INSTRUCTIONS TO FOLLOW: All entries must be repeated exactly; do not include the pictures.

MATERIAL FOR THIS EXERCISE:

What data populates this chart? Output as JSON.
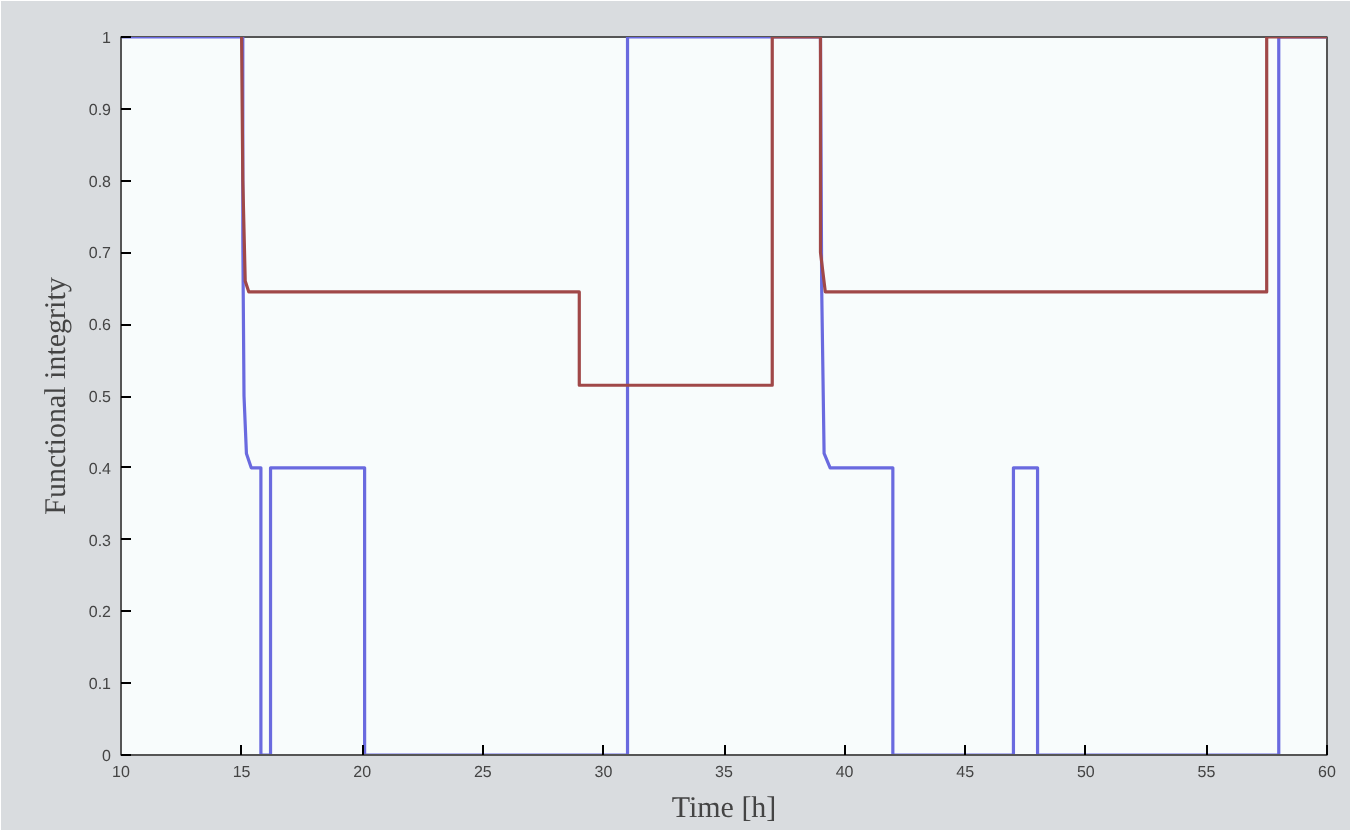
{
  "chart_data": {
    "type": "line",
    "xlabel": "Time [h]",
    "ylabel": "Functional integrity",
    "xlim": [
      10,
      60
    ],
    "ylim": [
      0,
      1
    ],
    "xticks": [
      10,
      15,
      20,
      25,
      30,
      35,
      40,
      45,
      50,
      55,
      60
    ],
    "yticks": [
      0,
      0.1,
      0.2,
      0.3,
      0.4,
      0.5,
      0.6,
      0.7,
      0.8,
      0.9,
      1
    ],
    "grid": false,
    "line_style": "solid",
    "series": [
      {
        "color": "#6a6adf",
        "x": [
          10,
          15.05,
          15.05,
          15.1,
          15.2,
          15.4,
          15.8,
          15.8,
          16.2,
          16.2,
          20.1,
          20.1,
          31,
          31,
          39,
          39.05,
          39.15,
          39.4,
          42,
          42,
          47,
          47,
          48,
          48,
          58,
          58,
          60
        ],
        "values": [
          1,
          1,
          0.72,
          0.5,
          0.42,
          0.4,
          0.4,
          0,
          0,
          0.4,
          0.4,
          0,
          0,
          1,
          1,
          0.65,
          0.42,
          0.4,
          0.4,
          0,
          0,
          0.4,
          0.4,
          0,
          0,
          1,
          1
        ]
      },
      {
        "color": "#a04848",
        "x": [
          15,
          15.05,
          15.15,
          15.3,
          29,
          29,
          37,
          37,
          39,
          39,
          39.2,
          57.5,
          57.5,
          60
        ],
        "values": [
          1,
          0.8,
          0.66,
          0.645,
          0.645,
          0.515,
          0.515,
          1,
          1,
          0.7,
          0.645,
          0.645,
          1,
          1
        ]
      }
    ]
  }
}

OUTPUT OF THE TASK:
What data populates this chart? Output as JSON.
{
  "chart_data": {
    "type": "line",
    "xlabel": "Time [h]",
    "ylabel": "Functional integrity",
    "xlim": [
      10,
      60
    ],
    "ylim": [
      0,
      1
    ],
    "xticks": [
      10,
      15,
      20,
      25,
      30,
      35,
      40,
      45,
      50,
      55,
      60
    ],
    "yticks": [
      0,
      0.1,
      0.2,
      0.3,
      0.4,
      0.5,
      0.6,
      0.7,
      0.8,
      0.9,
      1
    ],
    "grid": false,
    "line_style": "solid",
    "series": [
      {
        "color": "#6a6adf",
        "x": [
          10,
          15.05,
          15.05,
          15.1,
          15.2,
          15.4,
          15.8,
          15.8,
          16.2,
          16.2,
          20.1,
          20.1,
          31,
          31,
          39,
          39.05,
          39.15,
          39.4,
          42,
          42,
          47,
          47,
          48,
          48,
          58,
          58,
          60
        ],
        "values": [
          1,
          1,
          0.72,
          0.5,
          0.42,
          0.4,
          0.4,
          0,
          0,
          0.4,
          0.4,
          0,
          0,
          1,
          1,
          0.65,
          0.42,
          0.4,
          0.4,
          0,
          0,
          0.4,
          0.4,
          0,
          0,
          1,
          1
        ]
      },
      {
        "color": "#a04848",
        "x": [
          15,
          15.05,
          15.15,
          15.3,
          29,
          29,
          37,
          37,
          39,
          39,
          39.2,
          57.5,
          57.5,
          60
        ],
        "values": [
          1,
          0.8,
          0.66,
          0.645,
          0.645,
          0.515,
          0.515,
          1,
          1,
          0.7,
          0.645,
          0.645,
          1,
          1
        ]
      }
    ]
  }
}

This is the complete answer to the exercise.